(Data entries)
= = = =

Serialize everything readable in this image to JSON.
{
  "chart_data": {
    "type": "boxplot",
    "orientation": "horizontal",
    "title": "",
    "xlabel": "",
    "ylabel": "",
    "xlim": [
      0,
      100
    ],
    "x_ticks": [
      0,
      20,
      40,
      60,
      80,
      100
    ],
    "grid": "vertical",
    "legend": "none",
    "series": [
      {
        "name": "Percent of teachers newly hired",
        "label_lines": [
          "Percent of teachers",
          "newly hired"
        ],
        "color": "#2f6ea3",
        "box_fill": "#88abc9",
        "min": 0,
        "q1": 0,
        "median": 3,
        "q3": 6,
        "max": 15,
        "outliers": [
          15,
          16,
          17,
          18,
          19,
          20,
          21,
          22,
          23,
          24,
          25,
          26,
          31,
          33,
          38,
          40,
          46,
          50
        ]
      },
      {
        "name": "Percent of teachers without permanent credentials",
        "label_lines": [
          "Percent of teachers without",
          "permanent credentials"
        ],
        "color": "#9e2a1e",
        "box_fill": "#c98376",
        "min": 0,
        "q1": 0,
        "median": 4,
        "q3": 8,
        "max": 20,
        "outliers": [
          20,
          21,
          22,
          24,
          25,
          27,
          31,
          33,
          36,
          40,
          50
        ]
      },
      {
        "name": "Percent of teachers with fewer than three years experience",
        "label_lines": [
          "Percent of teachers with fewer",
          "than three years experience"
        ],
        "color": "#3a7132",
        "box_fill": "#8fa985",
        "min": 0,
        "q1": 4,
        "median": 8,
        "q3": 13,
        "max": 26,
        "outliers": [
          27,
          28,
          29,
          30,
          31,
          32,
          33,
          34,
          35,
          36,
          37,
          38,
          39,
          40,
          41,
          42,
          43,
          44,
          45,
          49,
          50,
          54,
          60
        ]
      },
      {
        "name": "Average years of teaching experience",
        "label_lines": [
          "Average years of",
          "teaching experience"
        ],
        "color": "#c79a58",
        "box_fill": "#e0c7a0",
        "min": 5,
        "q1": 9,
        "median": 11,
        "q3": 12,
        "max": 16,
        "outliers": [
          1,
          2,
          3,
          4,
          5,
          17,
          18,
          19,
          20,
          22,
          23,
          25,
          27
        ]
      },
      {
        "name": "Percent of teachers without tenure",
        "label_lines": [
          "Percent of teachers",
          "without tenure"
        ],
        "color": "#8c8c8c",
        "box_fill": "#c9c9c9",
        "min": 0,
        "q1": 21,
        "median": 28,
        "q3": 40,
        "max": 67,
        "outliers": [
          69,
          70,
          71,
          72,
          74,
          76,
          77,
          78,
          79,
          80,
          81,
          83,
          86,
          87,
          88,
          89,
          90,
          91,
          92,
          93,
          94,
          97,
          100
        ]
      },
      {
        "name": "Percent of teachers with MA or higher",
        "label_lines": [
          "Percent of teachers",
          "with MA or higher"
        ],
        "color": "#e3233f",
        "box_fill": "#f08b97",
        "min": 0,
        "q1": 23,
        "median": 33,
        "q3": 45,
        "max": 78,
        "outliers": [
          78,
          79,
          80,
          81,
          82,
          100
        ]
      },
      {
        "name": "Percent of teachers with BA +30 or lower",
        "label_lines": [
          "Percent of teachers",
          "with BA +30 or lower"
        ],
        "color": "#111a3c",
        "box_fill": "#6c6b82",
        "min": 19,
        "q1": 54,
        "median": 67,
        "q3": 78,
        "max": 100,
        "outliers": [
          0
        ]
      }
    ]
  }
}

= = = =

The exercise:
Pull out every line of the records above that contains the word "tenure".

Exercise answer:
        "name": "Percent of teachers without tenure",
          "without tenure"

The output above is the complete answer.